| THE TASK |
Pick out the lines below that include the string "name".

| INPUT ROWS |
* * *

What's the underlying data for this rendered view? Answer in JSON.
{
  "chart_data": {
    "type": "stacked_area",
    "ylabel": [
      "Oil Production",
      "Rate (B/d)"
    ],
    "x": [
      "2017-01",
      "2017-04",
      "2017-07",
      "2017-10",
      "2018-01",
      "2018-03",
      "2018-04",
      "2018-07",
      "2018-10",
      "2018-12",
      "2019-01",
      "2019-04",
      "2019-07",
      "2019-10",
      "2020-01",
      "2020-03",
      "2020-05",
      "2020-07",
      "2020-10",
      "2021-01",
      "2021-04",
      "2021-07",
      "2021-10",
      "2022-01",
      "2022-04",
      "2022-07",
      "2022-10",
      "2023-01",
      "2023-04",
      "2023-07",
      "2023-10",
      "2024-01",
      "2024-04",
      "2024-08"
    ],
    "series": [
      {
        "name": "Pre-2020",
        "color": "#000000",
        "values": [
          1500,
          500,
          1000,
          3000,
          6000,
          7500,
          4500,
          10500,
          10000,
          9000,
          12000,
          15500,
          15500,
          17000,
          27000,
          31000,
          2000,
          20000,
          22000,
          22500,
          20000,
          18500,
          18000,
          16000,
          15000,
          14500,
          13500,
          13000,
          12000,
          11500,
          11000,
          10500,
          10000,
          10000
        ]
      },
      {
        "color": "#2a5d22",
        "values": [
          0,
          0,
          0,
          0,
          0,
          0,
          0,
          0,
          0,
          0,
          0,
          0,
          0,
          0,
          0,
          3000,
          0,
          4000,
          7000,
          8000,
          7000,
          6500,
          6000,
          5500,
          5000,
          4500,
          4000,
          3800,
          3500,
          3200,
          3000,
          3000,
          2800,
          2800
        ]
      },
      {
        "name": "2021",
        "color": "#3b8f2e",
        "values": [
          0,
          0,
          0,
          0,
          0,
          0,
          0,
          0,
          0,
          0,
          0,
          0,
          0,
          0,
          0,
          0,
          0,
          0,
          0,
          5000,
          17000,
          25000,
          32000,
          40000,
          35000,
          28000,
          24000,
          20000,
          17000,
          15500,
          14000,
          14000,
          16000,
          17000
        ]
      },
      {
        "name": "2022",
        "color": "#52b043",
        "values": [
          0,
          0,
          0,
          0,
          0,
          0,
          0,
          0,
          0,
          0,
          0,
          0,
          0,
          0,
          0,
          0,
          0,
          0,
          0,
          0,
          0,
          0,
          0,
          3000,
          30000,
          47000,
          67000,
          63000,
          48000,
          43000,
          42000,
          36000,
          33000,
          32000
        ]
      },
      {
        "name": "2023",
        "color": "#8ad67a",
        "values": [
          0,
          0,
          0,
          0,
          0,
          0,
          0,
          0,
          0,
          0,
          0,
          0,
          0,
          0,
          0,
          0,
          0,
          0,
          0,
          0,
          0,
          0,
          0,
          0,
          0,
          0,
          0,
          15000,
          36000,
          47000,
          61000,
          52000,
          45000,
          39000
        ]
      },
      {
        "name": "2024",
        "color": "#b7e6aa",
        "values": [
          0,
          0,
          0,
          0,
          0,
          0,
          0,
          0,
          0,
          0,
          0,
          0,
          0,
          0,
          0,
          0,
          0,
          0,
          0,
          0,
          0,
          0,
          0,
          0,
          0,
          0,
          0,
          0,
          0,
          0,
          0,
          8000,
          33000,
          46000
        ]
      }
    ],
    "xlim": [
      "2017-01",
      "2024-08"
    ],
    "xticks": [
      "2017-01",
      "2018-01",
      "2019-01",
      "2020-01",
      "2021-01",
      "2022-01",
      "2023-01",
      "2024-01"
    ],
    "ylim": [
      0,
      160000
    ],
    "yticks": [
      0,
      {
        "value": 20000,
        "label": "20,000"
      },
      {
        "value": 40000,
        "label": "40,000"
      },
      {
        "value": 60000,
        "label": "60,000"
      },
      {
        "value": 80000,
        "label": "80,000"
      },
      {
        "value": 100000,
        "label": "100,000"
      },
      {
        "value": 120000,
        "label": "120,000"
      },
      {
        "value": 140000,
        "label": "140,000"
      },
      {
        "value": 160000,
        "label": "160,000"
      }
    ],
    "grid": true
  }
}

* * *

| SOLUTION TO THE PROBLEM |
        "name": "Pre-2020",
        "name": "2021",
        "name": "2022",
        "name": "2023",
        "name": "2024",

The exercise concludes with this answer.